[Records from a data collection]
>> Start
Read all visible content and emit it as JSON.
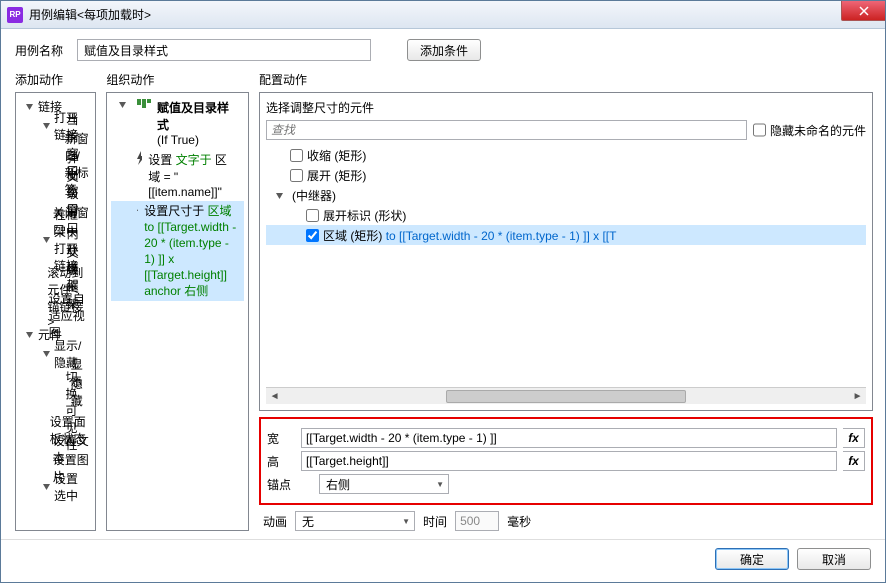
{
  "window": {
    "title": "用例编辑<每项加载时>"
  },
  "toolbar": {
    "name_label": "用例名称",
    "name_value": "赋值及目录样式",
    "add_condition": "添加条件"
  },
  "columns": {
    "add_action": "添加动作",
    "organize_action": "组织动作",
    "configure_action": "配置动作"
  },
  "add_actions": {
    "items": [
      {
        "label": "链接",
        "level": 0,
        "expand": true
      },
      {
        "label": "打开链接",
        "level": 1,
        "expand": true
      },
      {
        "label": "当前窗口",
        "level": 2
      },
      {
        "label": "新窗口/新标签",
        "level": 2
      },
      {
        "label": "弹出窗口",
        "level": 2
      },
      {
        "label": "父级窗口",
        "level": 2
      },
      {
        "label": "关闭窗口",
        "level": 1
      },
      {
        "label": "在框架中打开链接",
        "level": 1,
        "expand": true
      },
      {
        "label": "内联框架",
        "level": 2
      },
      {
        "label": "父级框架",
        "level": 2
      },
      {
        "label": "滚动到元件<锚链接>",
        "level": 1
      },
      {
        "label": "设置自适应视图",
        "level": 1
      },
      {
        "label": "元件",
        "level": 0,
        "expand": true
      },
      {
        "label": "显示/隐藏",
        "level": 1,
        "expand": true
      },
      {
        "label": "显示",
        "level": 2
      },
      {
        "label": "隐藏",
        "level": 2
      },
      {
        "label": "切换可见性",
        "level": 2
      },
      {
        "label": "设置面板状态",
        "level": 1
      },
      {
        "label": "设置文本",
        "level": 1
      },
      {
        "label": "设置图片",
        "level": 1
      },
      {
        "label": "设置选中",
        "level": 1,
        "expand": true
      }
    ]
  },
  "organize": {
    "case_name": "赋值及目录样式",
    "case_cond": "(If True)",
    "row1_pre": "设置 ",
    "row1_green": "文字于",
    "row1_rest": " 区域 = \"[[item.name]]\"",
    "row2_pre": "设置尺寸于 ",
    "row2_rest": "区域 to [[Target.width - 20 * (item.type - 1) ]] x [[Target.height]] anchor 右侧"
  },
  "configure": {
    "subtitle": "选择调整尺寸的元件",
    "search_placeholder": "查找",
    "hide_unnamed": "隐藏未命名的元件",
    "opt_collapse": "收缩 (矩形)",
    "opt_expand": "展开 (矩形)",
    "group": "(中继器)",
    "child1": "展开标识 (形状)",
    "child2_label": "区域 (矩形) ",
    "child2_expr": "to [[Target.width - 20 * (item.type - 1) ]] x [[T",
    "width_label": "宽",
    "width_value": "[[Target.width - 20 * (item.type - 1) ]]",
    "height_label": "高",
    "height_value": "[[Target.height]]",
    "fx": "fx",
    "anchor_label": "锚点",
    "anchor_value": "右侧",
    "anim_label": "动画",
    "anim_value": "无",
    "time_label": "时间",
    "time_value": "500",
    "time_unit": "毫秒"
  },
  "buttons": {
    "ok": "确定",
    "cancel": "取消"
  },
  "chart_data": null
}
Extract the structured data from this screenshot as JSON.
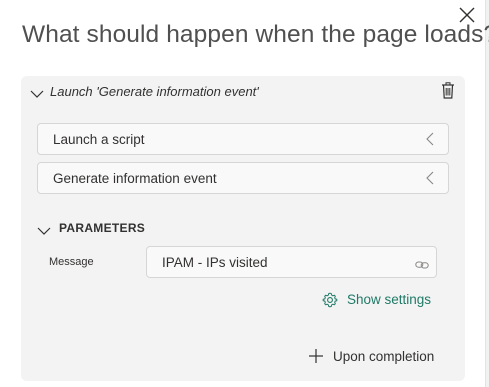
{
  "dialog": {
    "title": "What should happen when the page loads?",
    "close_icon": "close-icon"
  },
  "card": {
    "title": "Launch 'Generate information event'",
    "delete_icon": "trash-icon"
  },
  "actions": [
    {
      "label": "Launch a script"
    },
    {
      "label": "Generate information event"
    }
  ],
  "parameters": {
    "header": "PARAMETERS",
    "message_label": "Message",
    "message_value": "IPAM - IPs visited"
  },
  "show_settings_label": "Show settings",
  "upon_completion_label": "Upon completion",
  "colors": {
    "accent": "#1f7a67",
    "card_bg": "#f3f3f3",
    "field_bg": "#f9f9f9",
    "field_border": "#d6d6d6",
    "title_text": "#505050"
  }
}
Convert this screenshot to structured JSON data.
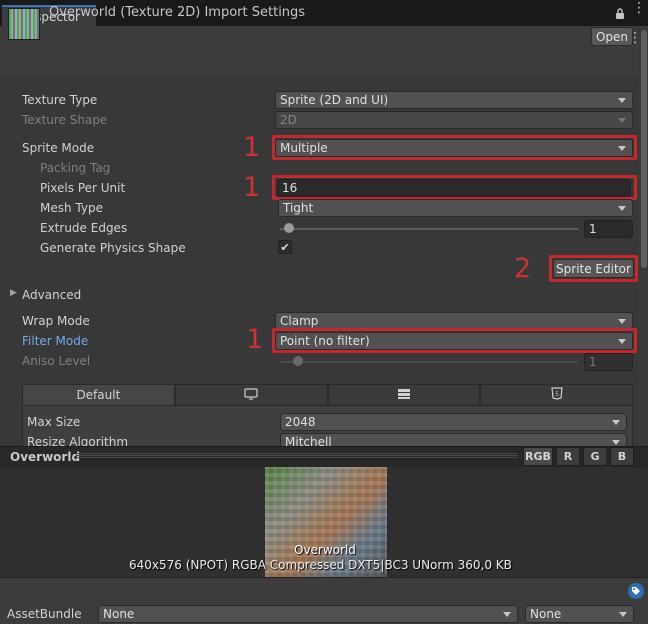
{
  "tab": {
    "label": "Inspector",
    "lock_icon": "lock-icon",
    "menu_icon": "kebab-menu-icon"
  },
  "header": {
    "title": "Overworld (Texture 2D) Import Settings",
    "open_label": "Open",
    "help_icon": "help-icon",
    "preset_icon": "preset-sliders-icon",
    "menu_icon": "kebab-menu-icon"
  },
  "props": {
    "texture_type": {
      "label": "Texture Type",
      "value": "Sprite (2D and UI)"
    },
    "texture_shape": {
      "label": "Texture Shape",
      "value": "2D"
    },
    "sprite_mode": {
      "label": "Sprite Mode",
      "value": "Multiple",
      "step": "1"
    },
    "packing_tag": {
      "label": "Packing Tag"
    },
    "pixels_per_unit": {
      "label": "Pixels Per Unit",
      "value": "16",
      "step": "1"
    },
    "mesh_type": {
      "label": "Mesh Type",
      "value": "Tight"
    },
    "extrude_edges": {
      "label": "Extrude Edges",
      "value": "1",
      "fraction": 0.03
    },
    "generate_physics_shape": {
      "label": "Generate Physics Shape",
      "checked": "✔"
    },
    "sprite_editor": {
      "label": "Sprite Editor",
      "step": "2"
    },
    "advanced": {
      "label": "Advanced"
    },
    "wrap_mode": {
      "label": "Wrap Mode",
      "value": "Clamp"
    },
    "filter_mode": {
      "label": "Filter Mode",
      "value": "Point (no filter)",
      "step": "1"
    },
    "aniso_level": {
      "label": "Aniso Level",
      "value": "1",
      "fraction": 0.06
    },
    "platform_tabs": [
      "Default",
      "",
      "",
      ""
    ],
    "platform_icons": [
      "",
      "monitor-icon",
      "server-icon",
      "html5-icon"
    ],
    "max_size": {
      "label": "Max Size",
      "value": "2048"
    },
    "resize_algorithm": {
      "label": "Resize Algorithm",
      "value": "Mitchell"
    }
  },
  "preview": {
    "title": "Overworld",
    "channels": [
      "RGB",
      "R",
      "G",
      "B"
    ],
    "caption": "Overworld",
    "info": "640x576 (NPOT)  RGBA Compressed DXT5|BC3 UNorm   360,0 KB"
  },
  "bottom": {
    "assetbundle_label": "AssetBundle",
    "bundle_name": "None",
    "bundle_variant": "None",
    "tag_icon": "tag-icon"
  },
  "colors": {
    "accent": "#3a79bb",
    "highlight": "#c4282b",
    "link": "#74a9ec"
  }
}
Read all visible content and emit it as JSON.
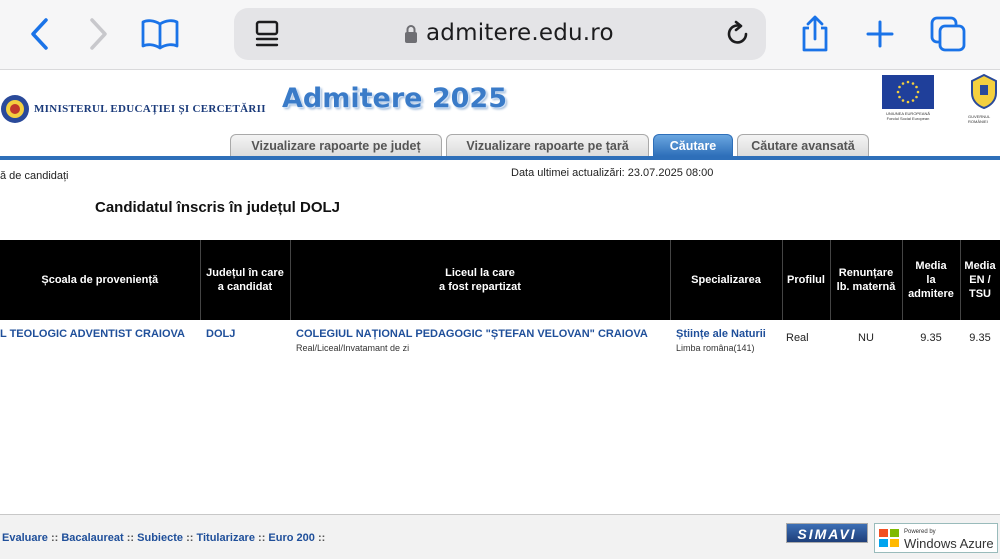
{
  "browser": {
    "url": "admitere.edu.ro"
  },
  "header": {
    "ministry": "MINISTERUL EDUCAȚIEI ȘI CERCETĂRII",
    "title": "Admitere 2025",
    "eu_text_1": "UNIUNEA EUROPEANĂ",
    "eu_text_2": "Fondul Social European",
    "gov_text": "GUVERNUL ROMÂNIEI"
  },
  "tabs": [
    {
      "label": "Vizualizare rapoarte pe județ"
    },
    {
      "label": "Vizualizare rapoarte pe țară"
    },
    {
      "label": "Căutare"
    },
    {
      "label": "Căutare avansată"
    }
  ],
  "meta": {
    "left": "ă de candidați",
    "last_update": "Data ultimei actualizări: 23.07.2025 08:00"
  },
  "page_heading": "Candidatul înscris în județul DOLJ",
  "table": {
    "headers": {
      "school": "Școala de proveniență",
      "county_1": "Județul în care",
      "county_2": "a candidat",
      "lyceum_1": "Liceul la care",
      "lyceum_2": "a fost repartizat",
      "spec": "Specializarea",
      "profile": "Profilul",
      "waiver_1": "Renunțare",
      "waiver_2": "lb. maternă",
      "avg_1": "Media",
      "avg_2": "la",
      "avg_3": "admitere",
      "en_1": "Media",
      "en_2": "EN /",
      "en_3": "TSU"
    },
    "row": {
      "school": "L TEOLOGIC ADVENTIST CRAIOVA",
      "county": "DOLJ",
      "lyceum": "COLEGIUL NAȚIONAL PEDAGOGIC \"ȘTEFAN VELOVAN\" CRAIOVA",
      "lyceum_sub": "Real/Liceal/Invatamant de zi",
      "spec": "Științe ale Naturii",
      "spec_sub": "Limba româna(141)",
      "profile": "Real",
      "waiver": "NU",
      "avg": "9.35",
      "en": "9.35"
    }
  },
  "footer": {
    "links": [
      "Evaluare",
      "Bacalaureat",
      "Subiecte",
      "Titularizare",
      "Euro 200"
    ],
    "sep": "::",
    "simavi": "SIMAVI",
    "azure_small": "Powered by",
    "azure": "Windows Azure"
  }
}
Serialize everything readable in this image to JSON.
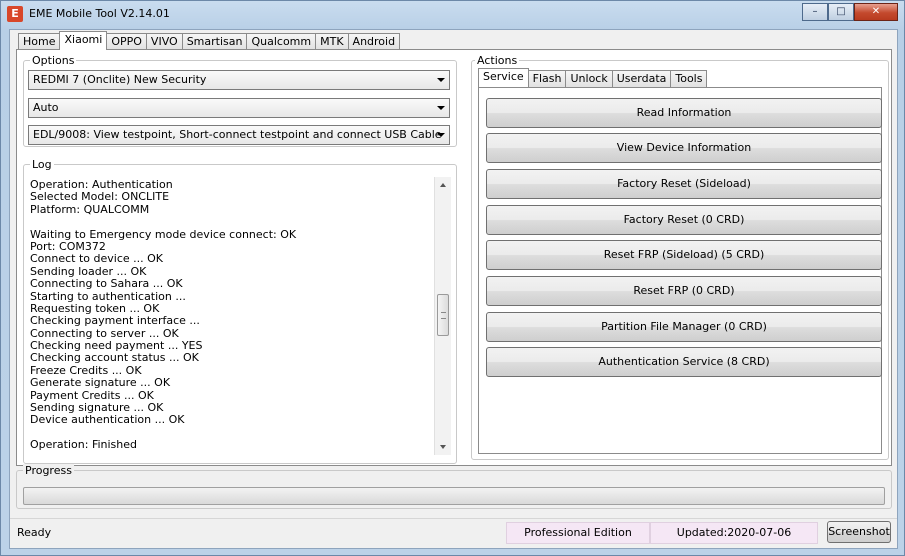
{
  "window": {
    "title": "EME Mobile Tool V2.14.01",
    "app_icon_letter": "E",
    "minimize_glyph": "–",
    "maximize_glyph": "□",
    "close_glyph": "✕"
  },
  "main_tabs": [
    "Home",
    "Xiaomi",
    "OPPO",
    "VIVO",
    "Smartisan",
    "Qualcomm",
    "MTK",
    "Android"
  ],
  "main_tab_active": "Xiaomi",
  "options": {
    "title": "Options",
    "model_select": "REDMI 7 (Onclite) New Security",
    "mode_select": "Auto",
    "method_select": "EDL/9008: View testpoint, Short-connect testpoint and connect USB Cable"
  },
  "log": {
    "title": "Log",
    "lines": [
      "Operation: Authentication",
      "Selected Model: ONCLITE",
      "Platform: QUALCOMM",
      "",
      "Waiting to Emergency mode device connect: OK",
      "Port: COM372",
      "Connect to device ... OK",
      "Sending loader ... OK",
      "Connecting to Sahara ... OK",
      "Starting to authentication ...",
      "Requesting token ... OK",
      "Checking payment interface ...",
      "Connecting to server ... OK",
      "Checking need payment ... YES",
      "Checking account status ... OK",
      "Freeze Credits ... OK",
      "Generate signature ... OK",
      "Payment Credits ... OK",
      "Sending signature ... OK",
      "Device authentication ... OK",
      "",
      "Operation: Finished"
    ]
  },
  "actions": {
    "title": "Actions",
    "tabs": [
      "Service",
      "Flash",
      "Unlock",
      "Userdata",
      "Tools"
    ],
    "active_tab": "Service",
    "buttons": [
      "Read Information",
      "View Device Information",
      "Factory Reset (Sideload)",
      "Factory Reset (0 CRD)",
      "Reset FRP (Sideload) (5 CRD)",
      "Reset FRP (0 CRD)",
      "Partition File Manager (0 CRD)",
      "Authentication Service (8 CRD)"
    ]
  },
  "progress": {
    "title": "Progress",
    "value_percent": 0
  },
  "status": {
    "ready": "Ready",
    "edition": "Professional Edition",
    "updated": "Updated:2020-07-06",
    "screenshot_button": "Screenshot"
  }
}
>> End
[Directive]
Pull out every line above that holds the word "Real".

[Final answer]
      "lyceum_sub": "Real/Liceal/Invatamant de zi",
      "profile": "Real",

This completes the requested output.